All this sounds like to me is a way to:
1) Enshrine censorship forever, including "agreements" that allow Country A to enforce censorship of "sensitive content" in Countries B, C, etc. For example, no more worries about information hostile to the Iranian government or supportive of resistance movements being hosted in a country that doesn't respect their propaganda needs.
2) Enable local monopolies on content and services by blocking large multinational content providers unless they pay some local tax. Either way, the local strongman's family gets either a check from Zuckerberg or his son-in-law gets to start the local version of Facebook, which will be the only game in town and have no competition. Fill in the blank for Facebook, YouTube, movie services, etc, etc.
What's so astounding is how crude and simple minded these power grabs are and how threatened these dictatorships are from a propaganda/information perspective. Putin, the Iranians and the Chinese Central Committee must lay awake at night just fuming about how their propaganda reality is deconstructed just outside their grasp.
The economic element of this is also not insignificant. Most tin pot dictatorships have shitty economies because the strongman's family gets a cut of everything or a local monopoly. This works with Coke because you bottle it there, but it doesn't work with Facebook or Google and it must make the local batshit knowing that all kinds of money is being made they can't extort.
and then in 12 years (or two governmental adminsitrations from now), comcast renames themselves and then repurchases their xfinity division... either that, or AT&T (bellsouth much?) does.
And a small group of powerful people deciding exactly who gets access to what products and exactly how much they cost is, of course, capitalism.

Page layout parsing data:
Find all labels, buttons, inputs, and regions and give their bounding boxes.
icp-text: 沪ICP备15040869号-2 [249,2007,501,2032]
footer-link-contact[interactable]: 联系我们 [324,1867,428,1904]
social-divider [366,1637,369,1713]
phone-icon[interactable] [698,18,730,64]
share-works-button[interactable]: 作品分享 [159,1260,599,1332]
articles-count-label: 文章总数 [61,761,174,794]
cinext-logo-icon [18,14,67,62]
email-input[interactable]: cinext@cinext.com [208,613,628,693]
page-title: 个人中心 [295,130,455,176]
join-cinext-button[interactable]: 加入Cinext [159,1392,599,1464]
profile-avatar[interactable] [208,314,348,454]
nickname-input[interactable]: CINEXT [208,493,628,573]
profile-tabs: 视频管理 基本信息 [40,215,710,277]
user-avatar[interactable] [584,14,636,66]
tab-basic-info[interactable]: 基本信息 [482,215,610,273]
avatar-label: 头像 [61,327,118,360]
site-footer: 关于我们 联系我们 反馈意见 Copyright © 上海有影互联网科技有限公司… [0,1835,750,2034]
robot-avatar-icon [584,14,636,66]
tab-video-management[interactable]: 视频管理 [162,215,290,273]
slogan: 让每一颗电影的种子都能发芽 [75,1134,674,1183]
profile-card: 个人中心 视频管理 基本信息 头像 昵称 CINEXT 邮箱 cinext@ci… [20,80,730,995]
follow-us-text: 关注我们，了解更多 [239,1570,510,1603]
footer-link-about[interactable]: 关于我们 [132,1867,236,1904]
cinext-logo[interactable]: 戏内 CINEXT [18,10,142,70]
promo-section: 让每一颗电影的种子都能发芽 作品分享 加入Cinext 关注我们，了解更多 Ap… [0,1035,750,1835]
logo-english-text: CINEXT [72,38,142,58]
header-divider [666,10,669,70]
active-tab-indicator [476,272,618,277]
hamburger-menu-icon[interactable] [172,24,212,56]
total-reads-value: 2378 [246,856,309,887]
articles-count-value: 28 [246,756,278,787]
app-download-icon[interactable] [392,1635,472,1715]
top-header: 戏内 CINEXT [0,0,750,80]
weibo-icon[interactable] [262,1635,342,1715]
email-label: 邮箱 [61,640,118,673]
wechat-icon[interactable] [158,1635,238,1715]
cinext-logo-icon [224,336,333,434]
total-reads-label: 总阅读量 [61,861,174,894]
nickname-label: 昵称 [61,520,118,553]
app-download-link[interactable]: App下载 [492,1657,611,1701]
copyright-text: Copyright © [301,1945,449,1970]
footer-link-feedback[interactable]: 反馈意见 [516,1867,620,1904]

Activities:
a: In the comments on online censorship, which three leaders or governing bodies are said to lie awake at night fuming?
b: According to the comments on online censorship, why does a local cut or monopoly work with Coke?
c: Proceed with the comments on online censorship from the point where they stop.

Outputs by task:
a: Putin, the Iranians, the Chinese Central Committee

b: Because you bottle it there.

c:
I see that we have a lot of work to do on the education front. I advise any citizens of the USA to live in one of these countries for a few months or longer and then come back to this discussion. The Department of Commerce is doing a good job of paying the bills and the AD-Hoc nature is working well for everything else. Vint Cerf even when out of his way to mention this recently. Always remember that the Internet started as a DARPA project to keep communication up when actions happen to prevent it.
The Internet is here. Its for looking at lolcats.
The GPL, for those that truely understand.
Correct me if I am wrong, but isn't DNS the only thing that the United States controls about the internet as a whole? If the other nations do not like our control over DNS, why don't they come up with their own DNS network? If they don't like the openness of the internet, why don't they just have firewalls around their countries in order to only allow authorized traffic? There is no need for the UN to control the internet.
No, I was testing to see if it was true, and judging by the speed at which the post was admin-modded down it appears to be true.
Honestly, this article is just yet another US sourced scare mongering story.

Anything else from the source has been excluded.